*Written task*. Scan the records and identify every line in which the string "JSON" occurs, then return those lines.

*Entries shown*.

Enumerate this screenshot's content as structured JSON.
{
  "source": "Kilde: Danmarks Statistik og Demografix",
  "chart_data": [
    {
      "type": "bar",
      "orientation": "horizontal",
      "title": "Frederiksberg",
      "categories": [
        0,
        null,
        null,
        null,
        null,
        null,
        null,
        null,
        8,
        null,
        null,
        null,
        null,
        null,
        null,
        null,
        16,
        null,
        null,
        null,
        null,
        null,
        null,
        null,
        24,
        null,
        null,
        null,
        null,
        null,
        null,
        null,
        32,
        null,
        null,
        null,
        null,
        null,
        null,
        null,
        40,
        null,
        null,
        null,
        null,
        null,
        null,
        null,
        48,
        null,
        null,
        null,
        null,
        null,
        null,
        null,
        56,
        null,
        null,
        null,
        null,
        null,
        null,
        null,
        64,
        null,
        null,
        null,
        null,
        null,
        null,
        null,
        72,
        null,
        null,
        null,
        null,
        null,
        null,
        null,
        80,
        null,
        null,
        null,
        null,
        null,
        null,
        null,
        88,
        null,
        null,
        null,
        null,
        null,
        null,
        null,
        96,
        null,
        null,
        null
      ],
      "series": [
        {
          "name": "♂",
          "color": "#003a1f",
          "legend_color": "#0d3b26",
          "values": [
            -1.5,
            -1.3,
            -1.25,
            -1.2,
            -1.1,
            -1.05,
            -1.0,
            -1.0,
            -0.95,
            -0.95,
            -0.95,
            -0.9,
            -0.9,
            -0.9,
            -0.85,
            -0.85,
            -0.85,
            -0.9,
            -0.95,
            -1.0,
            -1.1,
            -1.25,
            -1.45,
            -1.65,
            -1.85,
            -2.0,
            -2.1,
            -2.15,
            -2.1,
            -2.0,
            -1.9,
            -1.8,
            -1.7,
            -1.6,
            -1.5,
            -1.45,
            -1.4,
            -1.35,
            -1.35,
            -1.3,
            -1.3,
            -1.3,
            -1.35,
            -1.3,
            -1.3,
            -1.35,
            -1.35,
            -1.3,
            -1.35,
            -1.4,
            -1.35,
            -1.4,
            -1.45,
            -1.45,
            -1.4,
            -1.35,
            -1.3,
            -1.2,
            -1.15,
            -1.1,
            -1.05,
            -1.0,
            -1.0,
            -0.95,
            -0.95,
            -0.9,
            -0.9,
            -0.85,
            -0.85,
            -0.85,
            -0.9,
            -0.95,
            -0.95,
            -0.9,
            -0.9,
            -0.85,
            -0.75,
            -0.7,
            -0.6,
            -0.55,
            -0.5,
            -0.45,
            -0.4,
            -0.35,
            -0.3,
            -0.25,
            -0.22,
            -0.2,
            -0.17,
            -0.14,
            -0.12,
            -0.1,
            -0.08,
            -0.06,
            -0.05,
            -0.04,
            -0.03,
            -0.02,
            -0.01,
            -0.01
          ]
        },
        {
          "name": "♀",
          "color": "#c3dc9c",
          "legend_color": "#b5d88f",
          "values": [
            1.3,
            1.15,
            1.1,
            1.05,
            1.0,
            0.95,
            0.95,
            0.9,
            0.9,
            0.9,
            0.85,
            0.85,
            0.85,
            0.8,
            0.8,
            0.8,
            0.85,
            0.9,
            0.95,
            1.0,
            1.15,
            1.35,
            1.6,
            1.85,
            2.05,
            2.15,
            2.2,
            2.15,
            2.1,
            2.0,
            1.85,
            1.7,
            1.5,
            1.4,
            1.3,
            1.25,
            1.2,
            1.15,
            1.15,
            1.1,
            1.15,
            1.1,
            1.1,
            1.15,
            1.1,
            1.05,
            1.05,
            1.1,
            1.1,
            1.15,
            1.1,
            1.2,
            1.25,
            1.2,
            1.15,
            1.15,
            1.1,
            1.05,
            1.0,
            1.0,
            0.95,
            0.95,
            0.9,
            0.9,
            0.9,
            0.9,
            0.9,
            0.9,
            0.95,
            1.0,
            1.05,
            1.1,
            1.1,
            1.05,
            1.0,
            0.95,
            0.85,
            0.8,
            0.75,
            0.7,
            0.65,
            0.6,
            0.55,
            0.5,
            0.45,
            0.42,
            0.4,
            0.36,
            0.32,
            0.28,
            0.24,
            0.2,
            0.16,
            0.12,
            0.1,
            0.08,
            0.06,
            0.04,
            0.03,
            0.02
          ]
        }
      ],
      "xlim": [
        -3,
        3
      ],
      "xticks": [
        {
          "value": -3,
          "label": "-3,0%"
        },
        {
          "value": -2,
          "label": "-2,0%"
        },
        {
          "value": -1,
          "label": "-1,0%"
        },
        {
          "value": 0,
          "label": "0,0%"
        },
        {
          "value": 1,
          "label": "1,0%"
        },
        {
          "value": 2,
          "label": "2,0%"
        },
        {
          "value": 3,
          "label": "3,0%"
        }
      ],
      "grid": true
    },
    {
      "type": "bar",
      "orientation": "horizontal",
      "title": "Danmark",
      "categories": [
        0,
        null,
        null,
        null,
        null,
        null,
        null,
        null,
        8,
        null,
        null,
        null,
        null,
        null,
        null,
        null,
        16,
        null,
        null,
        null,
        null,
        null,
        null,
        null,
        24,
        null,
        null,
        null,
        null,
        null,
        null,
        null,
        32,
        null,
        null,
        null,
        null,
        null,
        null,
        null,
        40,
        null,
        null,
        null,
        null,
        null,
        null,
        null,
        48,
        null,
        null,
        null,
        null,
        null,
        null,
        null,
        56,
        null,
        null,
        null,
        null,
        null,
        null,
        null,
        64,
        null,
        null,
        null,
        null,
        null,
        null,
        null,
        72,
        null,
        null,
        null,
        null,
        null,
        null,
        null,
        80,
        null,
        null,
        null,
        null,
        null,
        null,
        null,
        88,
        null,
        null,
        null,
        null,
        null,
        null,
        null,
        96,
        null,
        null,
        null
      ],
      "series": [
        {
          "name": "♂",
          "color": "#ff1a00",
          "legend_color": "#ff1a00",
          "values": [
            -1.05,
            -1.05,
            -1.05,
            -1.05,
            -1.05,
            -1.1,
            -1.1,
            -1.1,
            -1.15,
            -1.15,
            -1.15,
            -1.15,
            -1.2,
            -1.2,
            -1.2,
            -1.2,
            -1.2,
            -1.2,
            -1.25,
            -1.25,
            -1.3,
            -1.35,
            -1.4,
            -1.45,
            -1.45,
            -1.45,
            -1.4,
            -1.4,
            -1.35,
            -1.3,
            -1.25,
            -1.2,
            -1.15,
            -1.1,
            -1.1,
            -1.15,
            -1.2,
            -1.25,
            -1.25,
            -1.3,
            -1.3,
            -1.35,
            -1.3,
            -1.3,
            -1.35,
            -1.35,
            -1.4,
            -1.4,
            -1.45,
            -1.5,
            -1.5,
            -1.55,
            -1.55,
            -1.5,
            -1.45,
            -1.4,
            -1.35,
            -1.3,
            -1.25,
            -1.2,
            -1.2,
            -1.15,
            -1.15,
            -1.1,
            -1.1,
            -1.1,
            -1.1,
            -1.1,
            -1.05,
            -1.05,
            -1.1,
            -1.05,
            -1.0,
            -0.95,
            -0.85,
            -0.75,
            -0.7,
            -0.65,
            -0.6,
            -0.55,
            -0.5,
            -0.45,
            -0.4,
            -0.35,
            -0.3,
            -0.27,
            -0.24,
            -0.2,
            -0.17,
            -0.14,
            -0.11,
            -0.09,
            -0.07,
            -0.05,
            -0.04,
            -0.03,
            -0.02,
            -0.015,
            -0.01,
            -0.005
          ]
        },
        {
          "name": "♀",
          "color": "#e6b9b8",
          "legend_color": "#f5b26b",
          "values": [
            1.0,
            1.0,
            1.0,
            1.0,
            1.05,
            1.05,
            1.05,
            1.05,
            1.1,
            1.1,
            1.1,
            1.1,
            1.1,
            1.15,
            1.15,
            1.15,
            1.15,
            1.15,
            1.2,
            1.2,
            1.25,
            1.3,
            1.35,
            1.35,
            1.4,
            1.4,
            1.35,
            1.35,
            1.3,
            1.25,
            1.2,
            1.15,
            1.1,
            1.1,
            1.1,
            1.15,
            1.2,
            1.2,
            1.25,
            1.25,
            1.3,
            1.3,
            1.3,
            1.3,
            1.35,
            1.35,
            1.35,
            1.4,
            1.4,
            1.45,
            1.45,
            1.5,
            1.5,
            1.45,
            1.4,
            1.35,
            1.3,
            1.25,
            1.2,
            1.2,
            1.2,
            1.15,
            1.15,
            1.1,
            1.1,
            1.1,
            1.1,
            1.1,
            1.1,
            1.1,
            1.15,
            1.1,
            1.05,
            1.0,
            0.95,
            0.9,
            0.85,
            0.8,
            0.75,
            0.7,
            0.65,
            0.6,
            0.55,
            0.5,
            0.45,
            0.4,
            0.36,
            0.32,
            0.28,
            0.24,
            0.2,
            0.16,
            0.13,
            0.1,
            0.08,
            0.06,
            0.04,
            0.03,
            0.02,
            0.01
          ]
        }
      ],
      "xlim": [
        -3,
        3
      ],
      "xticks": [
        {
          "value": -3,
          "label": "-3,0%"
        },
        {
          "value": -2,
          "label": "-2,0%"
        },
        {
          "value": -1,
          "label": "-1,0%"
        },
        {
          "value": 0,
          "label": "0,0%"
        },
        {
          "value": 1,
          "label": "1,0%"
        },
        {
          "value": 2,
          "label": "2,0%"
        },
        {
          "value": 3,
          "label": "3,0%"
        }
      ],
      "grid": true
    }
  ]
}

==

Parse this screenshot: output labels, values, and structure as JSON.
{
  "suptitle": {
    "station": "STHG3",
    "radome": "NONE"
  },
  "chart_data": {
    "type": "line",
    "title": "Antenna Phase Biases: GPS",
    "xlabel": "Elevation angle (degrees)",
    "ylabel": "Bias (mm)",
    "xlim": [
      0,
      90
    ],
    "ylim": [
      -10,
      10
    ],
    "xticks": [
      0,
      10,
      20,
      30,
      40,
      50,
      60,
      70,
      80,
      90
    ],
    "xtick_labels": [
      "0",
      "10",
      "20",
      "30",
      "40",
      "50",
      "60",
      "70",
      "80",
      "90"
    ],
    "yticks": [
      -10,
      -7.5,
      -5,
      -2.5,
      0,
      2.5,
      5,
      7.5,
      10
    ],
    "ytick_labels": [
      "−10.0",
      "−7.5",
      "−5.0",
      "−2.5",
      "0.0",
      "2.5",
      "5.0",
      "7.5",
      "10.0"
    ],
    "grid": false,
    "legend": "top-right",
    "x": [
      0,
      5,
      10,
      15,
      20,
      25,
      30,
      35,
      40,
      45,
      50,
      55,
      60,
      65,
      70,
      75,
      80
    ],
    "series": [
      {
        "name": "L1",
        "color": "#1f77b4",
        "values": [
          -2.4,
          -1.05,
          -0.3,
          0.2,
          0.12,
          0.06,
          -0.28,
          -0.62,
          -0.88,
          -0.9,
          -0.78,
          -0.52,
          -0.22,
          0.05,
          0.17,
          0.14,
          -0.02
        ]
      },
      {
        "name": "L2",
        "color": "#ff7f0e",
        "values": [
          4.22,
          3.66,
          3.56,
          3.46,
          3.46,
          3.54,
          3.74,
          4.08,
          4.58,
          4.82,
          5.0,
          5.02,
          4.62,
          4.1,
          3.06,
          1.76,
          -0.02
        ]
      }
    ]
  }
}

...

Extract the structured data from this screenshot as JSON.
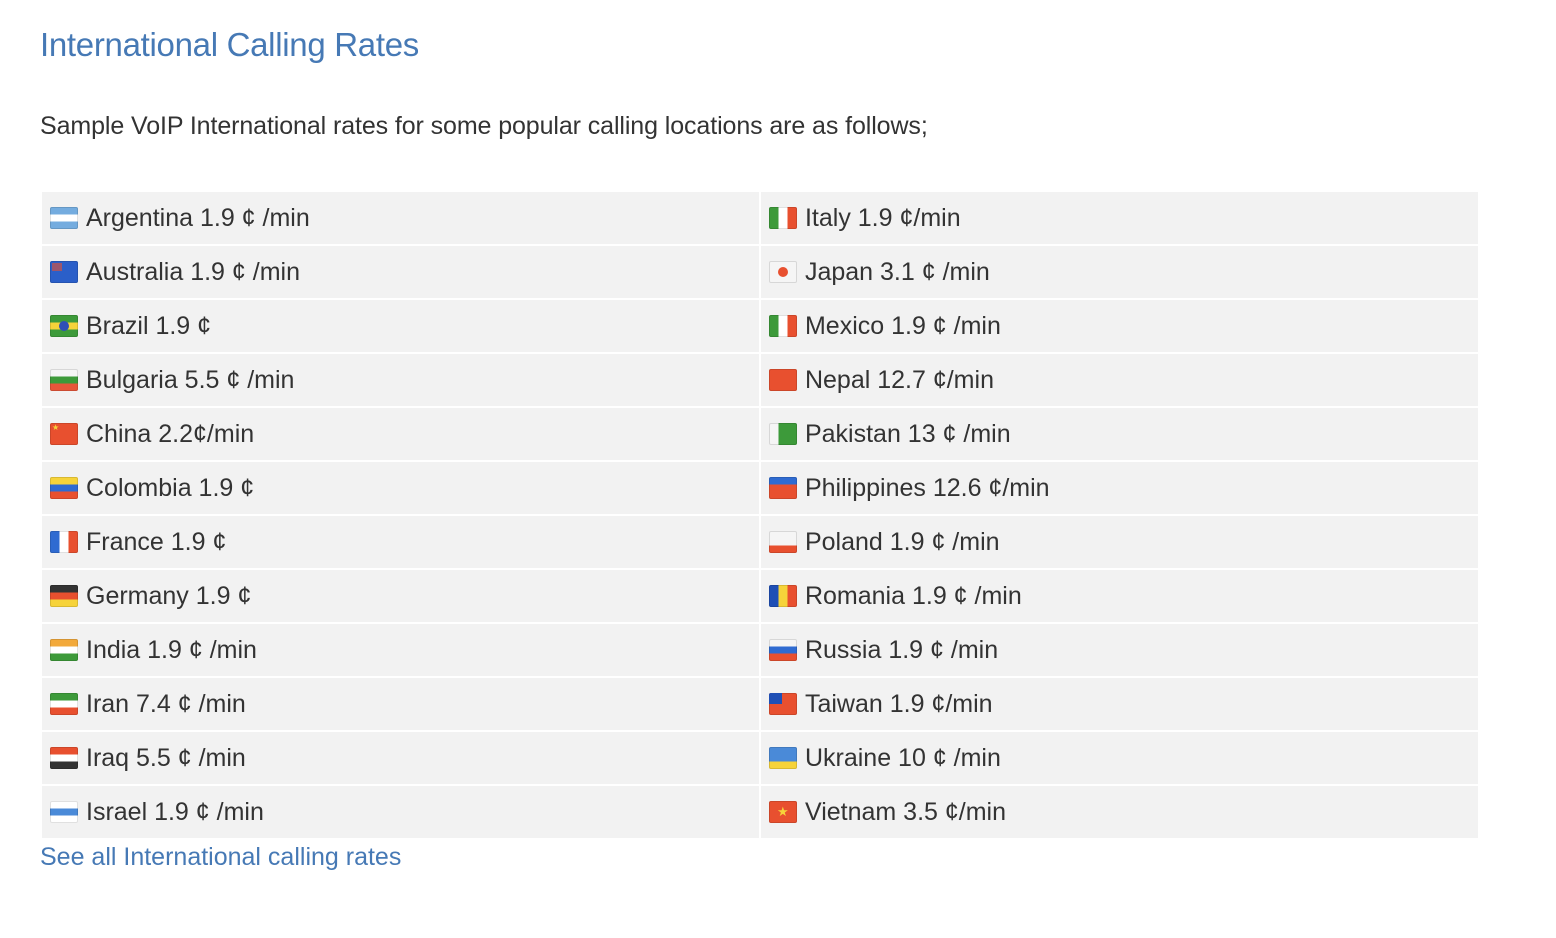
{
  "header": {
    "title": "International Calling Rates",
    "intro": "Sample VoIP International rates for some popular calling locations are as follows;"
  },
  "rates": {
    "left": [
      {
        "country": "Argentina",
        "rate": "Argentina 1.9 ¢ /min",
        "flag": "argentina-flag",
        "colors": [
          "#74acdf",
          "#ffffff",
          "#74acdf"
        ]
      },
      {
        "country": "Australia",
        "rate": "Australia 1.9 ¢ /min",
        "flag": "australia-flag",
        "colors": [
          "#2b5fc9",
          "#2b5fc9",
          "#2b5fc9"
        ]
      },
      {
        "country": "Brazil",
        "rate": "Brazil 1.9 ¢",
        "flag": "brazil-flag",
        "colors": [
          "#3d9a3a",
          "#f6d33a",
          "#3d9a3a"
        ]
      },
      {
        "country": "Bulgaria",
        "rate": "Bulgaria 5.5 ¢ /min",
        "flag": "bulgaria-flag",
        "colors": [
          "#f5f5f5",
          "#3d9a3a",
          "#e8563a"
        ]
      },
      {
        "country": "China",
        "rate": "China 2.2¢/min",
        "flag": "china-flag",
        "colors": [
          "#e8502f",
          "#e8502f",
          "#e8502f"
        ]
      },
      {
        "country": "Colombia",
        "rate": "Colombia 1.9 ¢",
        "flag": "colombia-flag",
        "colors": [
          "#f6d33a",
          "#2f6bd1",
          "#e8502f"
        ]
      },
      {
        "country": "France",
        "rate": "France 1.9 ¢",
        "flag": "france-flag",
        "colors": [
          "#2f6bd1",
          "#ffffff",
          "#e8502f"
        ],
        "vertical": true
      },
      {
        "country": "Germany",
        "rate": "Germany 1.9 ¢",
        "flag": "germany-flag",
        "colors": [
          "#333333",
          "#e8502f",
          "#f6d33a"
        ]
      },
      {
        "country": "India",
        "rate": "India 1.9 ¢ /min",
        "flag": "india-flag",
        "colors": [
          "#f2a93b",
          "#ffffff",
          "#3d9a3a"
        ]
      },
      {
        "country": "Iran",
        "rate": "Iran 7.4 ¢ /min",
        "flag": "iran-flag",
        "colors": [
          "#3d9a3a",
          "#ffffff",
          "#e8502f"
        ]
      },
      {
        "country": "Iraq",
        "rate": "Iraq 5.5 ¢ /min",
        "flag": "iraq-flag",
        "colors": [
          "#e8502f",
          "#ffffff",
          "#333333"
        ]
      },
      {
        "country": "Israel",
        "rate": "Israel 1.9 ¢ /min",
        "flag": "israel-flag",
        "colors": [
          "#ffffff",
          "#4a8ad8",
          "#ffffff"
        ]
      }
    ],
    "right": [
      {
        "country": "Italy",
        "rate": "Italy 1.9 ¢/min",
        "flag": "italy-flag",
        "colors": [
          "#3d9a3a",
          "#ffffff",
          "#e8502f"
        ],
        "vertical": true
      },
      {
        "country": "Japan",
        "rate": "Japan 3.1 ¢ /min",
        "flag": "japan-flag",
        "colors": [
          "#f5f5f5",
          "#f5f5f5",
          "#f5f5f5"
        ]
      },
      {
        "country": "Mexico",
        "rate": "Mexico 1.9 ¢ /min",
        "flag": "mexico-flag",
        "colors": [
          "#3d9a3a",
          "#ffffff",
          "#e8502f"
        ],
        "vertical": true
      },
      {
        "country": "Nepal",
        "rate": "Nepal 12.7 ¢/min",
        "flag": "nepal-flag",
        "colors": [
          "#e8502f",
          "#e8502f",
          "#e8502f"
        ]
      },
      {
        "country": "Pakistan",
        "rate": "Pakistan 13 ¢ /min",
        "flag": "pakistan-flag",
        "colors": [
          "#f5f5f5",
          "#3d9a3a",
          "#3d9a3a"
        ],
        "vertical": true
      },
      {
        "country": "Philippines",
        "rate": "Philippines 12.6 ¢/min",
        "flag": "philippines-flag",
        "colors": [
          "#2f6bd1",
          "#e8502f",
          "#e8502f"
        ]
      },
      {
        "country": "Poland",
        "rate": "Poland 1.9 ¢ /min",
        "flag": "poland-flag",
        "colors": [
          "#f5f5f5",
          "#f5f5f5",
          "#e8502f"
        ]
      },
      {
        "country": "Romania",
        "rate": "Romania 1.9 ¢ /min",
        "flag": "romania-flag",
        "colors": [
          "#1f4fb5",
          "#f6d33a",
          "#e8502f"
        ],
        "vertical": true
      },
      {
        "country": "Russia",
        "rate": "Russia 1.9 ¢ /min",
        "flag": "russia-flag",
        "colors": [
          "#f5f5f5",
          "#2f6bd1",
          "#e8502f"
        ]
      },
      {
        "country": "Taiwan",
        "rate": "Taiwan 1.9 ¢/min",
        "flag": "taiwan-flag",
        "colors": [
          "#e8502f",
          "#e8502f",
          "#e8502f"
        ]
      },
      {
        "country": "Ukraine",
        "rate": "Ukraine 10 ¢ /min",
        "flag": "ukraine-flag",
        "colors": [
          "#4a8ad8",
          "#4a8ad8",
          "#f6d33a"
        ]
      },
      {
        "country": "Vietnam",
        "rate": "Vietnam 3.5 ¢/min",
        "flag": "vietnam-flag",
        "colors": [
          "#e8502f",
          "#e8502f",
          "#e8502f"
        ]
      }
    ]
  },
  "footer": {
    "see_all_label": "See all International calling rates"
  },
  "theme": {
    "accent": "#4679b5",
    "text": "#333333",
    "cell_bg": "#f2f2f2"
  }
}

*Task response*.
Enumerate this screenshot's content as structured JSON.
Parse this screenshot: output labels, values, and structure as JSON.
Extract the structured data from this screenshot as JSON.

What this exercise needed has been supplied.